----- ページ抜粋 -----
◆ CHINON (チノン) AUTO CHINON MCM 55mm/f1.7 MULTI COATED LENS MACRO《富岡光学製》(M42)
(以下掲載の写真はクリックすると拡大写真をご覧頂けます)
写真を閉じる際は、写真の外 (グレー部分) をクリックすれば閉じます
※解説とオーバーホール工程で使っている写真は現在ヤフオク! 出品中商品の写真ではありません
今回完璧なオーバーホールが終わって出品するモデルは、国産の
CHINON製標準レンズ・・・・、
『AUTO CHINON MCM 55mm/f1.7 MULTI COATED LENS MACRO《富岡光学製》(M42)』です。
このモデルは標題のとおり『富岡光学製OEMモデル』ですが、他に全く同一の内部構造と構成パーツのままレンズ銘板と光学系コーティング層蒸着を変更した輸出モデル『PORST COLOR REFLEX MCM 55mm/f1.7F MULTI COATED LENS MACRO《富岡光学製》(M42)』があります。
-----
■ 課題 1:
ページ抜粋について、次の問いに答えよ。
(a) 掲載の写真をクリックすると何が見られるか。
(b) 写真を閉じるには、どこをクリックすればよいか。
(c) 輸出モデルでは、同一の内部構造と構成パーツのまま何が変更されているか。
■ 課題 2: 記録のうち、「data-label: 31 [1466,122,1498,151]」を含む行で始まり「data-point [790,219,802,231]」を含む行で終わる部分を、両端の行も含めてそのまま写してください。
----- 演習資料 -----
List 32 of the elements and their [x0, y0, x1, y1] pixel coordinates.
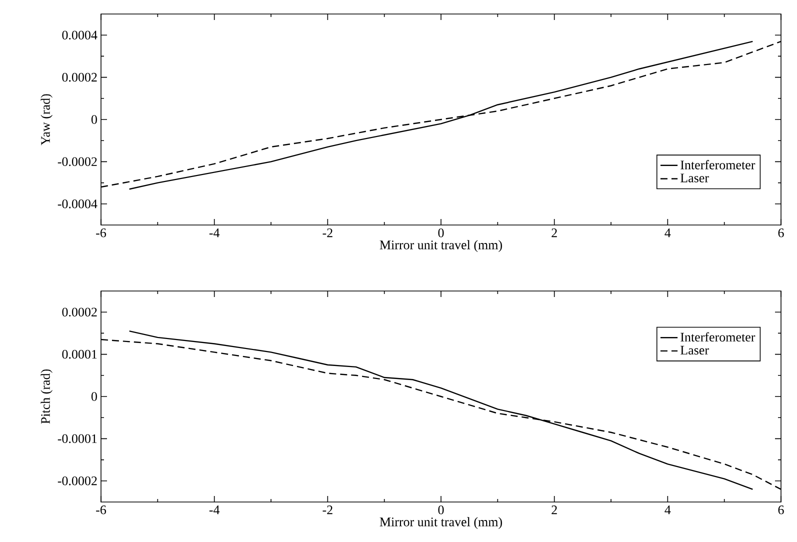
x-tick-label: 4	[664, 228, 671, 238]
y-tick-label: -0.0002	[58, 157, 97, 166]
y-tick-label: 0.0002	[62, 72, 97, 82]
x-tick-label: 0	[438, 228, 444, 238]
y-tick-label: 0	[91, 392, 97, 401]
y-axis-title: Yaw (rad)	[40, 94, 53, 146]
x-tick-label: -4	[209, 228, 220, 238]
legend-label: Laser	[680, 346, 709, 355]
y-tick-label: -0.0002	[58, 476, 97, 486]
y-tick-label: 0.0001	[62, 350, 97, 359]
y-tick-label: -0.0001	[58, 434, 97, 444]
x-tick-label: 2	[552, 228, 557, 238]
x-axis-title: Mirror unit travel (mm)	[380, 240, 502, 252]
x-tick-label: -6	[96, 506, 106, 514]
legend-label: Laser	[680, 174, 709, 182]
x-tick-label: 2	[552, 506, 557, 514]
x-tick-label: -2	[322, 228, 332, 238]
x-tick-label: -6	[96, 228, 106, 238]
y-tick-label: -0.0004	[58, 199, 98, 208]
x-tick-label: -4	[209, 506, 220, 514]
y-tick-label: 0.0004	[62, 30, 98, 40]
x-tick-label: 4	[664, 506, 671, 514]
x-tick-label: 6	[778, 228, 784, 238]
x-axis-title: Mirror unit travel (mm)	[380, 517, 502, 529]
y-tick-label: 0.0002	[62, 308, 97, 317]
x-tick-label: 0	[438, 506, 444, 514]
x-tick-label: 6	[778, 506, 784, 514]
y-tick-label: 0	[91, 115, 97, 124]
x-tick-label: -2	[322, 506, 332, 514]
y-axis-title: Pitch (rad)	[40, 369, 53, 424]
legend-label: Interferometer	[680, 332, 756, 342]
legend-label: Interferometer	[680, 160, 756, 170]
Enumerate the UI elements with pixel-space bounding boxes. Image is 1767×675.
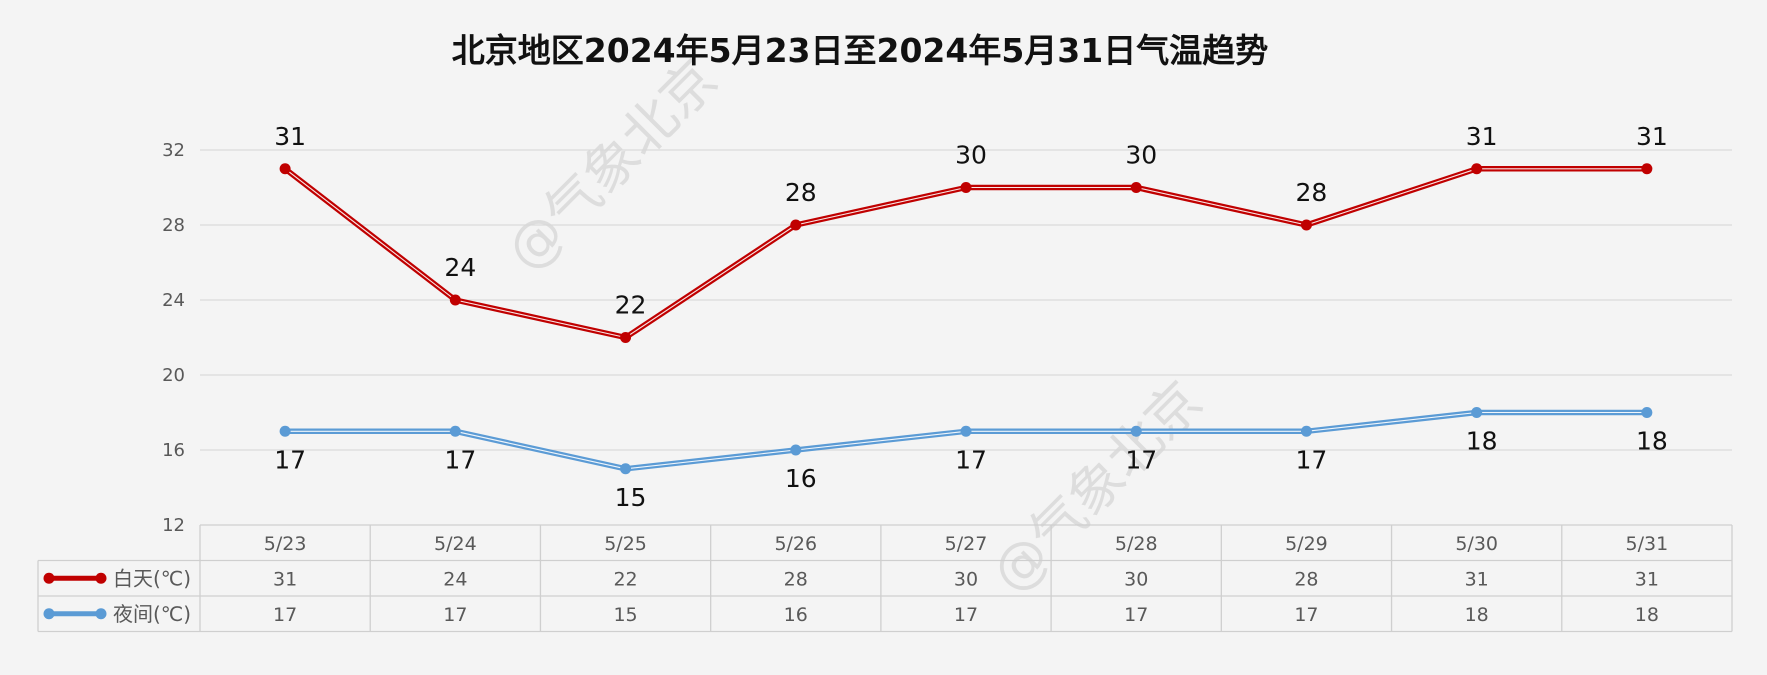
data-label: 31 [1466,122,1498,151]
data-point [790,444,802,456]
chart-title: 北京地区2024年5月23日至2024年5月31日气温趋势 [452,31,1268,70]
data-point [449,425,461,437]
series-line-1 [283,166,1647,341]
x-tick-label: 5/30 [1455,533,1498,555]
data-point [1641,407,1653,418]
y-tick-label: 28 [162,215,185,236]
data-label: 16 [785,464,817,493]
x-tick-label: 5/28 [1115,533,1158,555]
x-tick-label: 5/27 [945,533,988,555]
table-cell-value: 17 [1124,604,1148,626]
data-point [1471,407,1483,418]
watermark-1: @气象北京 [494,47,729,282]
y-tick-label: 32 [162,140,185,161]
table-cell-value: 18 [1635,604,1659,626]
data-point [620,463,632,475]
data-point [1300,425,1312,437]
data-point [790,219,802,231]
x-tick-label: 5/23 [264,533,307,555]
data-label: 17 [444,445,476,474]
table-cell-value: 31 [1465,568,1489,590]
table-cell-value: 28 [784,568,808,590]
y-tick-label: 20 [162,365,185,386]
legend-key-marker [43,572,55,584]
table-cell-value: 18 [1465,604,1489,626]
data-label: 31 [274,122,306,151]
table-cell-value: 16 [784,604,808,626]
watermark-2: @气象北京 [979,369,1214,604]
data-point [960,182,972,193]
data-label: 28 [785,178,817,207]
data-point [279,425,291,437]
x-tick-label: 5/24 [434,533,477,555]
legend-key-marker [43,608,55,620]
x-tick-label: 5/29 [1285,533,1328,555]
data-label: 17 [1125,445,1157,474]
data-label: 31 [1636,122,1668,151]
table-cell-value: 17 [954,604,978,626]
data-label: 30 [1125,141,1157,170]
legend-key-marker [95,608,107,620]
data-label: 22 [615,291,647,320]
table-cell-value: 17 [443,604,467,626]
data-label: 24 [444,253,476,282]
y-tick-label: 12 [162,515,185,536]
data-label: 17 [955,445,987,474]
data-point [449,294,461,306]
table-cell-value: 17 [1294,604,1318,626]
x-tick-label: 5/31 [1626,533,1669,555]
data-label: 17 [274,445,306,474]
data-point [279,163,291,175]
legend-label: 白天(℃) [113,566,191,590]
data-point [1130,182,1142,193]
legend-label: 夜间(℃) [113,602,191,626]
data-point [1471,163,1483,175]
table-cell-value: 30 [1124,568,1148,590]
table-cell-value: 28 [1294,568,1318,590]
data-label: 18 [1636,427,1668,456]
x-tick-label: 5/26 [774,533,817,555]
table-cell-value: 15 [613,604,637,626]
data-label: 30 [955,141,987,170]
table-cell-value: 17 [273,604,297,626]
table-cell-value: 24 [443,568,467,590]
table-cell-value: 22 [613,568,637,590]
table-cell-value: 31 [1635,568,1659,590]
y-tick-label: 16 [162,440,185,461]
data-label: 17 [1296,445,1328,474]
data-label: 18 [1466,427,1498,456]
data-label: 15 [615,483,647,512]
data-point [1130,425,1142,437]
data-point [1300,219,1312,231]
series-line-highlight-1 [284,168,1647,339]
data-point [1641,163,1653,175]
x-tick-label: 5/25 [604,533,647,555]
table-cell-value: 31 [273,568,297,590]
legend-key-marker [95,572,107,584]
data-label: 28 [1296,178,1328,207]
data-point [960,425,972,437]
table-cell-value: 30 [954,568,978,590]
data-point [620,332,632,343]
y-tick-label: 24 [162,290,185,311]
-----
■ 解答 1:
(a) 拡大写真
(b) 写真の外 (グレー部分)
(c) レンズ銘板と光学系コーティング層蒸着

■ 解答 2:
data-label: 31 [1466,122,1498,151]
data-point [790,444,802,456]
chart-title: 北京地区2024年5月23日至2024年5月31日气温趋势 [452,31,1268,70]
data-point [449,425,461,437]
series-line-1 [283,166,1647,341]
x-tick-label: 5/30 [1455,533,1498,555]
data-point [1641,407,1653,418]
y-tick-label: 28 [162,215,185,236]
data-label: 16 [785,464,817,493]
x-tick-label: 5/28 [1115,533,1158,555]
x-tick-label: 5/27 [945,533,988,555]
table-cell-value: 17 [1124,604,1148,626]
data-point [1471,407,1483,418]
watermark-1: @气象北京 [494,47,729,282]
y-tick-label: 32 [162,140,185,161]
table-cell-value: 18 [1635,604,1659,626]
data-point [620,463,632,475]
data-point [1300,425,1312,437]
data-point [790,219,802,231]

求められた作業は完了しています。